### GIVEN DATA
______________________________

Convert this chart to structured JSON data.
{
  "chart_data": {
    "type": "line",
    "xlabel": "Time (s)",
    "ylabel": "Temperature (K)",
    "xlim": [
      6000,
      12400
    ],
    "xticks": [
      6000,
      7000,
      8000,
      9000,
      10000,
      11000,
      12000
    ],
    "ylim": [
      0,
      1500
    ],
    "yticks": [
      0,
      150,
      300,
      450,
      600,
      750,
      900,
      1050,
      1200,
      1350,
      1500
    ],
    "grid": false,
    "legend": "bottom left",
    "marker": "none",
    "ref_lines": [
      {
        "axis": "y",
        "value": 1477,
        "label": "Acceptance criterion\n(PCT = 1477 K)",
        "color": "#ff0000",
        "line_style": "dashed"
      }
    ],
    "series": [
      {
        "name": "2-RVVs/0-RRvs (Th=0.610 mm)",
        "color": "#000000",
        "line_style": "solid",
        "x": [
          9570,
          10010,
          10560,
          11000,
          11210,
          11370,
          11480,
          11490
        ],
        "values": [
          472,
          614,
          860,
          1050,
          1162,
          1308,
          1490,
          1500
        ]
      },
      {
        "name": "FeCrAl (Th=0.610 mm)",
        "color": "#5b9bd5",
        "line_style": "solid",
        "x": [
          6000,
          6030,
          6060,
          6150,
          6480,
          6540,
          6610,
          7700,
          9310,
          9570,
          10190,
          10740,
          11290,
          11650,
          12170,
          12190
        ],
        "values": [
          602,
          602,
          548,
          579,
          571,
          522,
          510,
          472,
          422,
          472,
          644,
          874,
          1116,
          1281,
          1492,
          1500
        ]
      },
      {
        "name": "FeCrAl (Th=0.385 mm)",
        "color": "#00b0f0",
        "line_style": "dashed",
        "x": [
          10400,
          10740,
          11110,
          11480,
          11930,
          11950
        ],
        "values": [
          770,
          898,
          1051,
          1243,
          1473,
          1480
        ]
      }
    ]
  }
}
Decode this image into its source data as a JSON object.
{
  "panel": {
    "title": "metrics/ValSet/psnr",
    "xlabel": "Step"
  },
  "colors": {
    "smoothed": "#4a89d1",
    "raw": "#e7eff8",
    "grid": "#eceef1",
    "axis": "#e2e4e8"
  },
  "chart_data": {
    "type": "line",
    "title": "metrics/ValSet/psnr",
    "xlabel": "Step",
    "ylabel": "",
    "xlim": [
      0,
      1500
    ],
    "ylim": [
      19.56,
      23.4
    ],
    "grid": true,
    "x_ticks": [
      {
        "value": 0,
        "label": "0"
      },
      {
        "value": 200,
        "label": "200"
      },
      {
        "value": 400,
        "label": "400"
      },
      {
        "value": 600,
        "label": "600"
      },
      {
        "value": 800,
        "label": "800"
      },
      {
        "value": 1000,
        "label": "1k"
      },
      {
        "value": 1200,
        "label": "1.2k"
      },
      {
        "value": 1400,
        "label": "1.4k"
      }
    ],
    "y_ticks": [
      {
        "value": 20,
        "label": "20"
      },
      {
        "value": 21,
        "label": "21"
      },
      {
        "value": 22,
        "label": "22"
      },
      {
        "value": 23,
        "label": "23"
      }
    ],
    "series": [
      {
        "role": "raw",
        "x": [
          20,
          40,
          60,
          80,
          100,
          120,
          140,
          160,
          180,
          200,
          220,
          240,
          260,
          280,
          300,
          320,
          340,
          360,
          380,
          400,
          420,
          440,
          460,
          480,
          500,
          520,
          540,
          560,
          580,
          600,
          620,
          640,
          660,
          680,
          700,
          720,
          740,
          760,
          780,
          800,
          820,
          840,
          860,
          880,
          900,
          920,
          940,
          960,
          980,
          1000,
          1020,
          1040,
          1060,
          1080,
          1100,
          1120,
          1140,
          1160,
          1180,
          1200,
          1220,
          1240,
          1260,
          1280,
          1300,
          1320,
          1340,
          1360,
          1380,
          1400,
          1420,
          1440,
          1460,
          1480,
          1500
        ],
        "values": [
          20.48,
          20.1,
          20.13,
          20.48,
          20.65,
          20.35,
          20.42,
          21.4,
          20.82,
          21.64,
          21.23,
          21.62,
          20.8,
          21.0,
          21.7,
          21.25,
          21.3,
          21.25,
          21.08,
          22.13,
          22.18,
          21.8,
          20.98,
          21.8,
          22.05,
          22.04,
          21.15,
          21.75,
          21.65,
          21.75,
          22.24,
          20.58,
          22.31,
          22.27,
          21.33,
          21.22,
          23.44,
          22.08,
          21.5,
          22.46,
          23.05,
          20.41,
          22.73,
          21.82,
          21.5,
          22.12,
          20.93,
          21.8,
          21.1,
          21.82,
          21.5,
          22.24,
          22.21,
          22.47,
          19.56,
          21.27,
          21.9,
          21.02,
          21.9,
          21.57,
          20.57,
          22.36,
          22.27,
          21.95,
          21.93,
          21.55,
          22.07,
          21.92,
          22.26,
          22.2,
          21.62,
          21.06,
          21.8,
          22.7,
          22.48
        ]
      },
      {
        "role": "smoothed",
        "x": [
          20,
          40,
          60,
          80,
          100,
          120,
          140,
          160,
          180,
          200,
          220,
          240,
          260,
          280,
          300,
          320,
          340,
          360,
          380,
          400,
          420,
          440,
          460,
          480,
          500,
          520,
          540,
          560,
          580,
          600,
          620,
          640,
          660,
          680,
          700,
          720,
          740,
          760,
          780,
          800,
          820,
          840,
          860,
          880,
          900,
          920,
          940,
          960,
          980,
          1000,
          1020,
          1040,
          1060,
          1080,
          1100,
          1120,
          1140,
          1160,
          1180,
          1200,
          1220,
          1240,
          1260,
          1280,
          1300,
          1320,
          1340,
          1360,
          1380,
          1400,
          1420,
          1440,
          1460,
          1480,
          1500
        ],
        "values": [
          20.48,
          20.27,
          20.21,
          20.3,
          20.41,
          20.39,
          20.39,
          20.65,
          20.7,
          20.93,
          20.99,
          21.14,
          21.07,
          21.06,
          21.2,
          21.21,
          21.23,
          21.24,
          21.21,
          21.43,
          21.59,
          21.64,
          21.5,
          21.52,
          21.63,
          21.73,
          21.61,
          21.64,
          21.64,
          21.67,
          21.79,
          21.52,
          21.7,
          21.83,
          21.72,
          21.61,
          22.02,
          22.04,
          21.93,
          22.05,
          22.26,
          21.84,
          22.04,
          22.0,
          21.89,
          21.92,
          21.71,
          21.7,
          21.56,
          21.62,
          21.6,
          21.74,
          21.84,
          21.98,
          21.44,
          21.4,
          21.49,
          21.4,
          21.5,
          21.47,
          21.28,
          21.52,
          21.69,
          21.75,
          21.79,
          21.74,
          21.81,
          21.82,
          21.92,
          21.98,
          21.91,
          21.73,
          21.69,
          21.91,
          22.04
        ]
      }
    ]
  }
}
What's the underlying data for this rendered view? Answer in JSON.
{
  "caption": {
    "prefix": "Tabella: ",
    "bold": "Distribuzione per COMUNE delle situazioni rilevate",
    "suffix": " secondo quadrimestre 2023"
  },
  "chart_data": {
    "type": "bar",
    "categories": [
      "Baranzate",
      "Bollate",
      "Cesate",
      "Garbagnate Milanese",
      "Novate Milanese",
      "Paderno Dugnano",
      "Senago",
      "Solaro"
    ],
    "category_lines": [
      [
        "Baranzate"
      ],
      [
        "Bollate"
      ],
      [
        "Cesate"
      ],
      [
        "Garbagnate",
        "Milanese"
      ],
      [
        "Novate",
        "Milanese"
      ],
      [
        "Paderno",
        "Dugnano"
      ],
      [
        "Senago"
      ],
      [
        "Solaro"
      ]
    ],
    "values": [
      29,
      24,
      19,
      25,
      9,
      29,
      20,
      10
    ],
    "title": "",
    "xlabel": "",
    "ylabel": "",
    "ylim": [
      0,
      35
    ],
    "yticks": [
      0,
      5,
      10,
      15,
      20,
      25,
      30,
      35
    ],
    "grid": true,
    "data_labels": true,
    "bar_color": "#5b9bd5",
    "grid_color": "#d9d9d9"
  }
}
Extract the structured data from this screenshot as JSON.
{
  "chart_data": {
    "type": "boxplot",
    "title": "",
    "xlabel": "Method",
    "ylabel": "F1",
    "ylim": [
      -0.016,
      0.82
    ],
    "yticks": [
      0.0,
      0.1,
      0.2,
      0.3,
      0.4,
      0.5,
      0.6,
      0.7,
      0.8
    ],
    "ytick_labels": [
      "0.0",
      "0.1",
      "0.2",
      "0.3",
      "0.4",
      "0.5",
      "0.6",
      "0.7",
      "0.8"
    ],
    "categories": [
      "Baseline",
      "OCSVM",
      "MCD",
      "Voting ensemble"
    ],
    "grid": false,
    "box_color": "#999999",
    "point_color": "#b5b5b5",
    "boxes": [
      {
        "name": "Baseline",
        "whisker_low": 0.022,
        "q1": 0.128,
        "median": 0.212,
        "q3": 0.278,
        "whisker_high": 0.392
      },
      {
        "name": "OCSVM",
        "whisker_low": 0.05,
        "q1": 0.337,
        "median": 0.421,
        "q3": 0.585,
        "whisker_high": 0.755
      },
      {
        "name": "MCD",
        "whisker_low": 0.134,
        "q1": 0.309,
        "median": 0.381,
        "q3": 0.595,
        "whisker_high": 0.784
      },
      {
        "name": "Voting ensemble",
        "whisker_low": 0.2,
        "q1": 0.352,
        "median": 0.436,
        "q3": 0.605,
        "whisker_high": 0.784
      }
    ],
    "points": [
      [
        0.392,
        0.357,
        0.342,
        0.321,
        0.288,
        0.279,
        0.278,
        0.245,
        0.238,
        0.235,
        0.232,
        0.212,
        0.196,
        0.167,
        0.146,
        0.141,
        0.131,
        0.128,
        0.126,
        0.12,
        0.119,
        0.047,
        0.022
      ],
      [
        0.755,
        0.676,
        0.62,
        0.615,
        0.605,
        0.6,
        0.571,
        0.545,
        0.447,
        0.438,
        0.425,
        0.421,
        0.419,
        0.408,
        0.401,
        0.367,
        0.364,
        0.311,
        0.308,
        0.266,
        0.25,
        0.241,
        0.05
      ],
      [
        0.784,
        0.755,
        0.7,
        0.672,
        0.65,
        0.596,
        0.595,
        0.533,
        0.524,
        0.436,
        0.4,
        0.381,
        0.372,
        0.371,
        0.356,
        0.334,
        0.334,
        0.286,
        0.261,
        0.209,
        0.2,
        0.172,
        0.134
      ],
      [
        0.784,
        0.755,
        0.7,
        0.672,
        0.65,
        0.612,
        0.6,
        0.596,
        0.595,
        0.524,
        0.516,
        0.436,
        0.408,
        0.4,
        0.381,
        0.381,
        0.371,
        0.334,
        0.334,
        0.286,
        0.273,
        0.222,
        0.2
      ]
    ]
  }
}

______________________________

### REQUIREMENT
Check each line above for the string "Voting", then copy the ones that have it.

### SOLUTION
      "Voting ensemble"
        "name": "Voting ensemble",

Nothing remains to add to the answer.